WRITTEN EXERCISE:
Pick out every line with the word "Training" and copy it.
[START OF RECORDS TO PROCESS]
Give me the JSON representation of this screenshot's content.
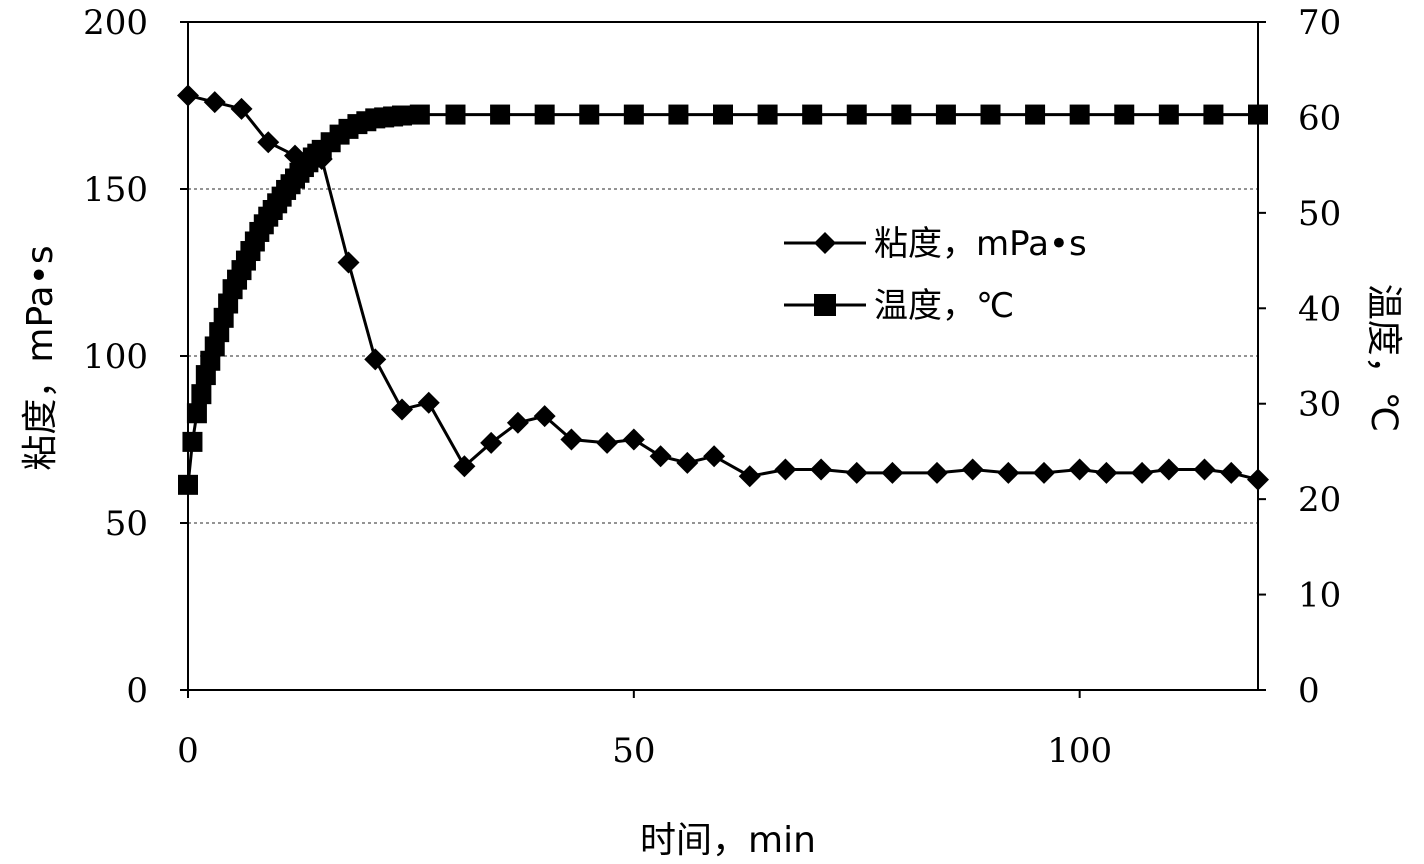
{
  "chart_data": {
    "type": "line",
    "xlabel": "时间，min",
    "ylabel": "粘度，mPa•s",
    "y2label": "温度，℃",
    "xlim": [
      0,
      120
    ],
    "ylim": [
      0,
      200
    ],
    "y2lim": [
      0,
      70
    ],
    "x_ticks": [
      "0",
      "50",
      "100"
    ],
    "y_ticks": [
      "0",
      "50",
      "100",
      "150",
      "200"
    ],
    "y2_ticks": [
      "0",
      "10",
      "20",
      "30",
      "40",
      "50",
      "60",
      "70"
    ],
    "grid": "horizontal dashed at 50, 100, 150",
    "legend": "center-right",
    "series": [
      {
        "name": "粘度，mPa•s",
        "axis": "left",
        "marker": "diamond",
        "color": "#000000",
        "points": [
          [
            0,
            178
          ],
          [
            3,
            176
          ],
          [
            6,
            174
          ],
          [
            9,
            164
          ],
          [
            12,
            160
          ],
          [
            15,
            159
          ],
          [
            18,
            128
          ],
          [
            21,
            99
          ],
          [
            24,
            84
          ],
          [
            27,
            86
          ],
          [
            31,
            67
          ],
          [
            34,
            74
          ],
          [
            37,
            80
          ],
          [
            40,
            82
          ],
          [
            43,
            75
          ],
          [
            47,
            74
          ],
          [
            50,
            75
          ],
          [
            53,
            70
          ],
          [
            56,
            68
          ],
          [
            59,
            70
          ],
          [
            63,
            64
          ],
          [
            67,
            66
          ],
          [
            71,
            66
          ],
          [
            75,
            65
          ],
          [
            79,
            65
          ],
          [
            84,
            65
          ],
          [
            88,
            66
          ],
          [
            92,
            65
          ],
          [
            96,
            65
          ],
          [
            100,
            66
          ],
          [
            103,
            65
          ],
          [
            107,
            65
          ],
          [
            110,
            66
          ],
          [
            114,
            66
          ],
          [
            117,
            65
          ],
          [
            120,
            63
          ]
        ]
      },
      {
        "name": "温度，℃",
        "axis": "right",
        "marker": "square",
        "color": "#000000",
        "points": [
          [
            0,
            21.5
          ],
          [
            0.5,
            26
          ],
          [
            1,
            29
          ],
          [
            1.5,
            31
          ],
          [
            2,
            33
          ],
          [
            2.5,
            34.5
          ],
          [
            3,
            36
          ],
          [
            3.5,
            37.5
          ],
          [
            4,
            39
          ],
          [
            4.5,
            40.5
          ],
          [
            5,
            42
          ],
          [
            5.5,
            43
          ],
          [
            6,
            44
          ],
          [
            6.5,
            45
          ],
          [
            7,
            46
          ],
          [
            7.5,
            47
          ],
          [
            8,
            48
          ],
          [
            8.5,
            48.8
          ],
          [
            9,
            49.6
          ],
          [
            9.5,
            50.3
          ],
          [
            10,
            51
          ],
          [
            10.5,
            51.7
          ],
          [
            11,
            52.4
          ],
          [
            11.5,
            53
          ],
          [
            12,
            53.6
          ],
          [
            12.5,
            54.2
          ],
          [
            13,
            54.8
          ],
          [
            13.5,
            55.3
          ],
          [
            14,
            55.8
          ],
          [
            14.5,
            56.2
          ],
          [
            15,
            56.6
          ],
          [
            16,
            57.4
          ],
          [
            17,
            58.2
          ],
          [
            18,
            58.8
          ],
          [
            19,
            59.3
          ],
          [
            20,
            59.6
          ],
          [
            21,
            59.9
          ],
          [
            22,
            60
          ],
          [
            23,
            60.1
          ],
          [
            24,
            60.2
          ],
          [
            26,
            60.3
          ],
          [
            30,
            60.3
          ],
          [
            35,
            60.3
          ],
          [
            40,
            60.3
          ],
          [
            45,
            60.3
          ],
          [
            50,
            60.3
          ],
          [
            55,
            60.3
          ],
          [
            60,
            60.3
          ],
          [
            65,
            60.3
          ],
          [
            70,
            60.3
          ],
          [
            75,
            60.3
          ],
          [
            80,
            60.3
          ],
          [
            85,
            60.3
          ],
          [
            90,
            60.3
          ],
          [
            95,
            60.3
          ],
          [
            100,
            60.3
          ],
          [
            105,
            60.3
          ],
          [
            110,
            60.3
          ],
          [
            115,
            60.3
          ],
          [
            120,
            60.3
          ]
        ]
      }
    ]
  }
}
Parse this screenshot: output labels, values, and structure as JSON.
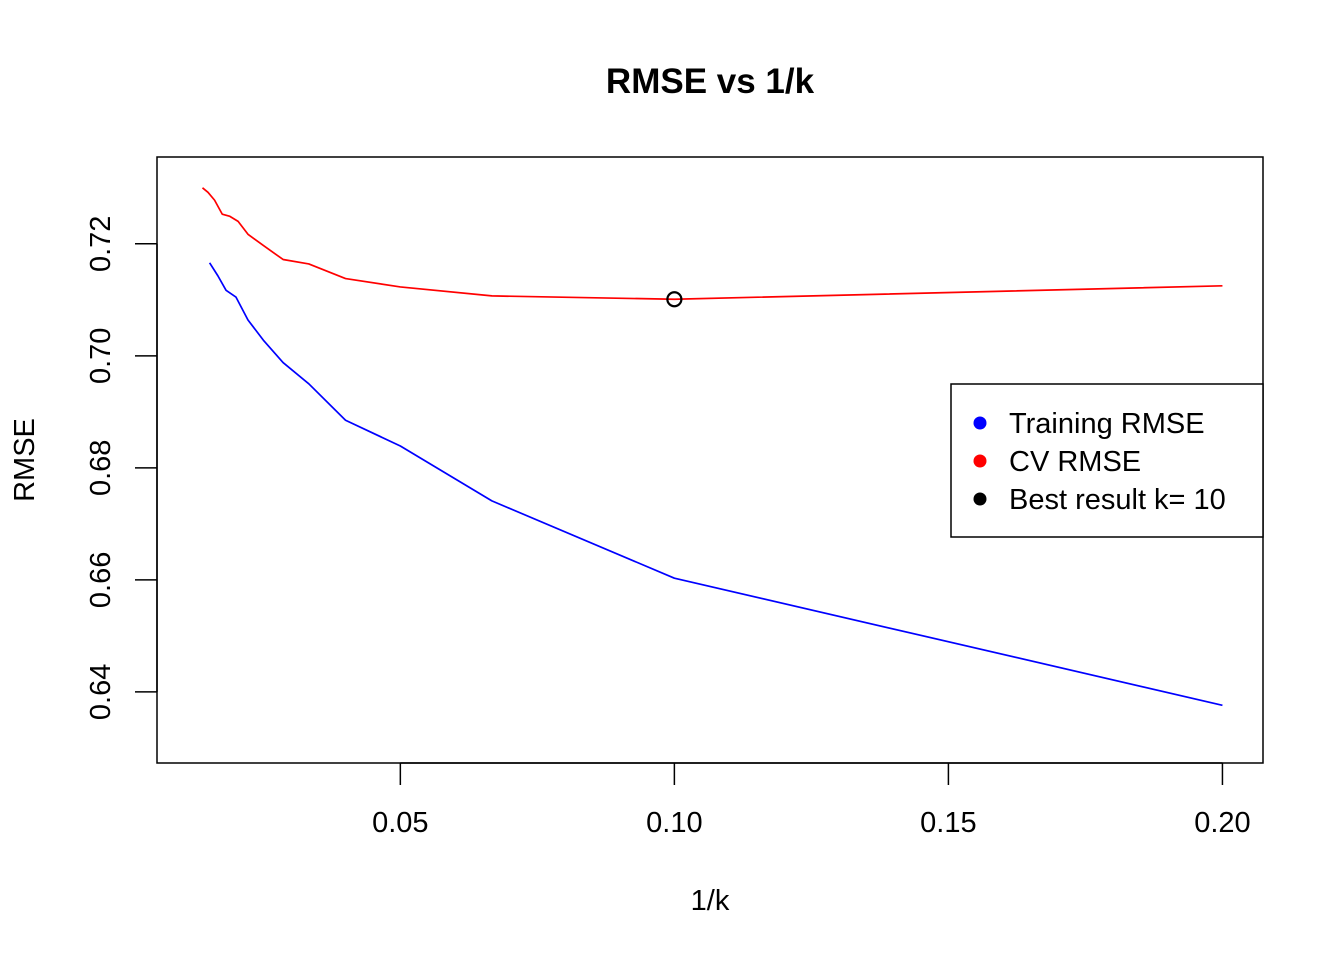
{
  "chart_data": {
    "type": "line",
    "title": "RMSE vs 1/k",
    "xlabel": "1/k",
    "ylabel": "RMSE",
    "xlim": [
      0.0056,
      0.2074
    ],
    "ylim": [
      0.6273,
      0.7355
    ],
    "x_ticks": [
      0.05,
      0.1,
      0.15,
      0.2
    ],
    "x_tick_labels": [
      "0.05",
      "0.10",
      "0.15",
      "0.20"
    ],
    "y_ticks": [
      0.64,
      0.66,
      0.68,
      0.7,
      0.72
    ],
    "y_tick_labels": [
      "0.64",
      "0.66",
      "0.68",
      "0.70",
      "0.72"
    ],
    "grid": false,
    "legend_position": "right",
    "series": [
      {
        "name": "Training RMSE",
        "color": "#0000ff",
        "x": [
          0.0152,
          0.0167,
          0.0182,
          0.02,
          0.0222,
          0.025,
          0.0286,
          0.0333,
          0.04,
          0.05,
          0.0667,
          0.1,
          0.2
        ],
        "y": [
          0.7166,
          0.7143,
          0.7117,
          0.7105,
          0.7064,
          0.7028,
          0.6988,
          0.695,
          0.6885,
          0.6839,
          0.6741,
          0.6603,
          0.6376
        ]
      },
      {
        "name": "CV RMSE",
        "color": "#ff0000",
        "x": [
          0.0139,
          0.0149,
          0.0161,
          0.0175,
          0.0189,
          0.0204,
          0.0222,
          0.025,
          0.0286,
          0.0333,
          0.04,
          0.05,
          0.0667,
          0.1,
          0.2
        ],
        "y": [
          0.73,
          0.7292,
          0.7278,
          0.7253,
          0.7249,
          0.724,
          0.7217,
          0.7197,
          0.7172,
          0.7164,
          0.7138,
          0.7123,
          0.7107,
          0.7101,
          0.7125
        ]
      }
    ],
    "best_point": {
      "name": "Best result k= 10",
      "color": "#000000",
      "x": 0.1,
      "y": 0.7101,
      "marker_label": "o"
    },
    "legend": [
      {
        "label": "Training RMSE",
        "color": "#0000ff"
      },
      {
        "label": "CV RMSE",
        "color": "#ff0000"
      },
      {
        "label": "Best result k= 10",
        "color": "#000000"
      }
    ]
  }
}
[END OF RECORDS TO PROCESS]
ANSWER TO THIS EXERCISE:
        "name": "Training RMSE",
        "label": "Training RMSE",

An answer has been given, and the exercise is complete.